Filter the records below for the word "GOLDONIANA". Copy each line that holds it.

╭─ THE DATA

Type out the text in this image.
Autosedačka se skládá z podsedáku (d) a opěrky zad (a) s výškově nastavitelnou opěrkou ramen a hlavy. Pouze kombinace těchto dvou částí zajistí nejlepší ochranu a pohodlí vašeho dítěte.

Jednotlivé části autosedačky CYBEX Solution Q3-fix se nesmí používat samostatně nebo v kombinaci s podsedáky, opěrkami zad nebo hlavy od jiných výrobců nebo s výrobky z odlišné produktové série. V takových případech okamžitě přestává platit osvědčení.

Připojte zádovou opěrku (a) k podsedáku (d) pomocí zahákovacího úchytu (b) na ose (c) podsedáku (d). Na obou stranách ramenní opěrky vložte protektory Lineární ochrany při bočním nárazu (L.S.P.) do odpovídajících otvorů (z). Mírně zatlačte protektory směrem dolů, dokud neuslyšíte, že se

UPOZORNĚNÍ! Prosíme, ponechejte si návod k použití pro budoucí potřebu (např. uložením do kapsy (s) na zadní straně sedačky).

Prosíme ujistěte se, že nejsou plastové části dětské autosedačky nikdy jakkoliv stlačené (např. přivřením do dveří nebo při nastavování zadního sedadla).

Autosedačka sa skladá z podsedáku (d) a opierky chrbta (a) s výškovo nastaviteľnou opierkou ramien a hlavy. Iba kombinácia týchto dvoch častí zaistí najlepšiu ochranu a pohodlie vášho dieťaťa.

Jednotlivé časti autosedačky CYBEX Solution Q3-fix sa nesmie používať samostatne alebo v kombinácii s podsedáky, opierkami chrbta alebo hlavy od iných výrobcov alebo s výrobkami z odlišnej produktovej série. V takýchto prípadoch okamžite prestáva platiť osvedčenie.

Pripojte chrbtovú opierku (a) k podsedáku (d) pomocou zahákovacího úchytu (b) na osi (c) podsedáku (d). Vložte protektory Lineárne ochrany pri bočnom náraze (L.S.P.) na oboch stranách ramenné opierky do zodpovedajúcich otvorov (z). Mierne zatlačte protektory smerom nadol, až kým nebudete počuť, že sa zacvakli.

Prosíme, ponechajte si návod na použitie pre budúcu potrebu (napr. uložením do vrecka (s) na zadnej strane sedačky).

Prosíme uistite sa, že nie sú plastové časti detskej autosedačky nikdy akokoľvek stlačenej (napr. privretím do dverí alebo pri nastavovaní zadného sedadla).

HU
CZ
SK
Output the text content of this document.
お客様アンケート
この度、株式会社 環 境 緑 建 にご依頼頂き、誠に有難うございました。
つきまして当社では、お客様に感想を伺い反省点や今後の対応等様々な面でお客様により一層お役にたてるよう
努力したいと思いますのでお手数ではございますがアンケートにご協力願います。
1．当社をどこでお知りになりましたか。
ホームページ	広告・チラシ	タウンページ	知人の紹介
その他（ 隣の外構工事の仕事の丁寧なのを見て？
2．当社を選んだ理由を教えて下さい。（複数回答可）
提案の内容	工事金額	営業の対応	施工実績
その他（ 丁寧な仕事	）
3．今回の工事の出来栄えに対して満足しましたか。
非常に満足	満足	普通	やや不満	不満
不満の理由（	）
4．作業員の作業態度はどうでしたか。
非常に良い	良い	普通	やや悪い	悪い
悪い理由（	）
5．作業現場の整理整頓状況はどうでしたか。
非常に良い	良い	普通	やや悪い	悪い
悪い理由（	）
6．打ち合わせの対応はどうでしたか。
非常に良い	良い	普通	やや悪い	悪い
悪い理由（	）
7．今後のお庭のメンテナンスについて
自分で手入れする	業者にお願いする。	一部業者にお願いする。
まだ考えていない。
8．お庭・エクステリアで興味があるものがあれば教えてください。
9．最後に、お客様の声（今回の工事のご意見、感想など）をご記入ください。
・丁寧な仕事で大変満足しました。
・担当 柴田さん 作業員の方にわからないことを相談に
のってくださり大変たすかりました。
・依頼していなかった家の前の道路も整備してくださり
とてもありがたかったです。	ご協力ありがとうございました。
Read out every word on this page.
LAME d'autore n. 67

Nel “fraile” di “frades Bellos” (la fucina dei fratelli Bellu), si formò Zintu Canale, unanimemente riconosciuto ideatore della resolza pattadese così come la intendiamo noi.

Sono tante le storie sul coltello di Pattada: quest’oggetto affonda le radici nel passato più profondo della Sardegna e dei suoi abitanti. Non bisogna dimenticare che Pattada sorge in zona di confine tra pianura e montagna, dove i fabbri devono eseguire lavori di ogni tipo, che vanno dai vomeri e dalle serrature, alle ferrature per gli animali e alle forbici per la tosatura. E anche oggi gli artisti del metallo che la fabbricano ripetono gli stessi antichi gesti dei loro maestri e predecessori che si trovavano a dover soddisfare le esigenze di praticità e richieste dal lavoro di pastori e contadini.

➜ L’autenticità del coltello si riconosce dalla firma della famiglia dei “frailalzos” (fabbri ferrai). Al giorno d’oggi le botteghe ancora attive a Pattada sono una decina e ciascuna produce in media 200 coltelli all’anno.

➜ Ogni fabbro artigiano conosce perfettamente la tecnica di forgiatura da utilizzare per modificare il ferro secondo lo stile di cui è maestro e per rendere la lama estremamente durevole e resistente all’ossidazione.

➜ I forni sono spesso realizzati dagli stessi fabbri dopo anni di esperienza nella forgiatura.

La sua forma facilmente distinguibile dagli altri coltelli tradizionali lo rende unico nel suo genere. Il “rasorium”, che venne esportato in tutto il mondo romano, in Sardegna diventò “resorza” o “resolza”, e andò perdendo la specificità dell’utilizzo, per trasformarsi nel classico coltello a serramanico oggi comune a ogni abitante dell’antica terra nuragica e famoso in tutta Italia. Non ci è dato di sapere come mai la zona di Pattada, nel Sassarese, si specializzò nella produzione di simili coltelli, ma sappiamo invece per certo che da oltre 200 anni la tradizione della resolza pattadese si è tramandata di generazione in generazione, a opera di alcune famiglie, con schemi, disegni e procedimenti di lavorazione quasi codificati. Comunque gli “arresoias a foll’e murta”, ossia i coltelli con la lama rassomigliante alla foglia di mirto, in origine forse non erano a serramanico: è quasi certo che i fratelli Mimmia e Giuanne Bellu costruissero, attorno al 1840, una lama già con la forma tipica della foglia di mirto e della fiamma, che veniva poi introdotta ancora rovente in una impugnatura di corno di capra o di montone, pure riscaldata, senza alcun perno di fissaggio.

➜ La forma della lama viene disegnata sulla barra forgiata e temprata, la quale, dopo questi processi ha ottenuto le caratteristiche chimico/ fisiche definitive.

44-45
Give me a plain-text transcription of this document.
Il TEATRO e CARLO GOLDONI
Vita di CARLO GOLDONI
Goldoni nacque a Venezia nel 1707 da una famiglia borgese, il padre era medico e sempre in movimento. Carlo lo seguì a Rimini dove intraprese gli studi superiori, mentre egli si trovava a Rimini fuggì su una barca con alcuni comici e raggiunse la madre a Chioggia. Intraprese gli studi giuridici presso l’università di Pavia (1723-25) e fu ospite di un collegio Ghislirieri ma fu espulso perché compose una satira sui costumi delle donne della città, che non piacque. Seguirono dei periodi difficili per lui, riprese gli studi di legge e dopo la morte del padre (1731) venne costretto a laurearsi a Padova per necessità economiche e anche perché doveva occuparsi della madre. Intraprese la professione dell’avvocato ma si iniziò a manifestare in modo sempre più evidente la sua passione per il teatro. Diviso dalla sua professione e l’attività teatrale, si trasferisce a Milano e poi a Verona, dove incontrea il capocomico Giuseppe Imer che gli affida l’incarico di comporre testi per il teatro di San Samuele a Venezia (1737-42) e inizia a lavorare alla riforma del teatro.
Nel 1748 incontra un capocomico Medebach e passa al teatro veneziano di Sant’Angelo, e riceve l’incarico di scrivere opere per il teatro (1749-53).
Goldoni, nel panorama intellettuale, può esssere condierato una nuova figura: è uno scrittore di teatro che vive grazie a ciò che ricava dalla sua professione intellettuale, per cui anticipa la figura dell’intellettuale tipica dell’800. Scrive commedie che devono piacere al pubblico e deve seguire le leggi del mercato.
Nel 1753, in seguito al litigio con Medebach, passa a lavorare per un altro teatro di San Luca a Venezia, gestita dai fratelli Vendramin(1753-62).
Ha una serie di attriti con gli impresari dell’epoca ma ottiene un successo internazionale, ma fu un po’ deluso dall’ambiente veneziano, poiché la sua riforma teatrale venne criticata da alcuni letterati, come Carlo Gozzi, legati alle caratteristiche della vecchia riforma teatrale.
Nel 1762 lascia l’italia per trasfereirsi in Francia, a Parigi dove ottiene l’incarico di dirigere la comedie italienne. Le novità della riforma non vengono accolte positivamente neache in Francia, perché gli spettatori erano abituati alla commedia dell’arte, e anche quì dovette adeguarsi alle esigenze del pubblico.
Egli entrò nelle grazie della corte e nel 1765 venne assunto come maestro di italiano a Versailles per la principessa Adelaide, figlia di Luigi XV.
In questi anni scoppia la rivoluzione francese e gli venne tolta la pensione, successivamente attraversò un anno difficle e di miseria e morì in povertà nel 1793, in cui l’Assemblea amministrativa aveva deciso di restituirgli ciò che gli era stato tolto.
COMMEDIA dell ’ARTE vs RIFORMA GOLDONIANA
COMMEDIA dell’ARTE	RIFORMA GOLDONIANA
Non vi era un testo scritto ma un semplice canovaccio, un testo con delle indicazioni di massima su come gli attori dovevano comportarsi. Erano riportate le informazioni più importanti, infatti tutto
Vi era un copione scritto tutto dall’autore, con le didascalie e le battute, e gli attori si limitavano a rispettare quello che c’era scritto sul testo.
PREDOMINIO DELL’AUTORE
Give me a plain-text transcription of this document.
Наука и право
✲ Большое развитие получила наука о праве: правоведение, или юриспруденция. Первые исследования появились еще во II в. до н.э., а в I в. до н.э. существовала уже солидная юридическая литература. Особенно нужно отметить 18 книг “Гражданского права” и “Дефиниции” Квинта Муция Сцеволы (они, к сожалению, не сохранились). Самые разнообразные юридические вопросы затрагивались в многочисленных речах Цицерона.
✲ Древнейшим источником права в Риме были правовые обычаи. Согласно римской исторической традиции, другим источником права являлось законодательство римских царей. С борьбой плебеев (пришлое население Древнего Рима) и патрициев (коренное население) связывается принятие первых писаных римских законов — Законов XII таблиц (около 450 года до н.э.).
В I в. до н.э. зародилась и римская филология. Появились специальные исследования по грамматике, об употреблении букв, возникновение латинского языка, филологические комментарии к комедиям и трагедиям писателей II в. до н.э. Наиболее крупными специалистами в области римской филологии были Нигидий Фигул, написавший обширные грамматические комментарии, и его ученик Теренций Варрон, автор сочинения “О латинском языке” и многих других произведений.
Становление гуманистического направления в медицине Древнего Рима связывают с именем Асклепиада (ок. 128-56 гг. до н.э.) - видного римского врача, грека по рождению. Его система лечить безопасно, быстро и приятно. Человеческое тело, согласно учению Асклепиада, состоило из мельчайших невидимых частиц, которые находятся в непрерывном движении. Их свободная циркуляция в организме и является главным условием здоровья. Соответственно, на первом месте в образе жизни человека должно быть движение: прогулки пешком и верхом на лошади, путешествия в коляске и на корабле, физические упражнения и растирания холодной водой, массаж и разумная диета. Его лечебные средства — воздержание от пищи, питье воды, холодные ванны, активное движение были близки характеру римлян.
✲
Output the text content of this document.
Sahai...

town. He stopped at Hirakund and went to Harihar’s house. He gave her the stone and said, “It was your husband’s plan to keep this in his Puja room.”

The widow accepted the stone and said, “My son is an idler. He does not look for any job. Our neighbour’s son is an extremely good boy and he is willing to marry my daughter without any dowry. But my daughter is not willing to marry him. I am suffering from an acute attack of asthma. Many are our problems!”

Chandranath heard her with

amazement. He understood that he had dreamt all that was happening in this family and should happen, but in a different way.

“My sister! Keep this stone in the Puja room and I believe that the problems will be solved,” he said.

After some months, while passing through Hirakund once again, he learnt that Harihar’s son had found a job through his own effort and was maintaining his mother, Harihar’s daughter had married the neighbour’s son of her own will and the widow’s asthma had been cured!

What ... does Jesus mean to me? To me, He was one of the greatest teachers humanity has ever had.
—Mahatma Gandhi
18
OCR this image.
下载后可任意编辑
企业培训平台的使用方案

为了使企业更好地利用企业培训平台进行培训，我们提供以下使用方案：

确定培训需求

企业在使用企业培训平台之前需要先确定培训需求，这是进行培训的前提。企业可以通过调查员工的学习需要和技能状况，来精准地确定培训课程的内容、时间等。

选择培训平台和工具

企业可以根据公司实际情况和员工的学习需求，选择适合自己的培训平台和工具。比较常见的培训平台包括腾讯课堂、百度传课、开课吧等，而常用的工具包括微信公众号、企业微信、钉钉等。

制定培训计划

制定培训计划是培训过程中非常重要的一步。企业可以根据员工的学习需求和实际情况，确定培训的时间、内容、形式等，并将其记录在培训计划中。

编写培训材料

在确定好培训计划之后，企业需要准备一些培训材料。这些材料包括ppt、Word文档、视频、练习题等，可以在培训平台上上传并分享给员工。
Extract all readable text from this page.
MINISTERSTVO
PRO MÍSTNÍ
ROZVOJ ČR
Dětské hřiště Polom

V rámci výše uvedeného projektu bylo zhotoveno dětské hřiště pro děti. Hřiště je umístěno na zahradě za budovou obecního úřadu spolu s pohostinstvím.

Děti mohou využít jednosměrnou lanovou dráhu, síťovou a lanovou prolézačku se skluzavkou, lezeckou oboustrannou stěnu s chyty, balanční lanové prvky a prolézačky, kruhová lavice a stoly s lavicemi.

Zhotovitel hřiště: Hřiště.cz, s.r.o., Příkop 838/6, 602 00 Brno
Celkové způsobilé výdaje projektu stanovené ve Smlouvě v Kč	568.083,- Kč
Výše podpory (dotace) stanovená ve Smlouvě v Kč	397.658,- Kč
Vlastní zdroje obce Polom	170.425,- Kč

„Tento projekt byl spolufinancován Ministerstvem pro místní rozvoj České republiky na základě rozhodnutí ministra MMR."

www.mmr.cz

╰─

* WRITTEN REPLY:
COMMEDIA dell ’ARTE vs RIFORMA GOLDONIANA
COMMEDIA dell’ARTE	RIFORMA GOLDONIANA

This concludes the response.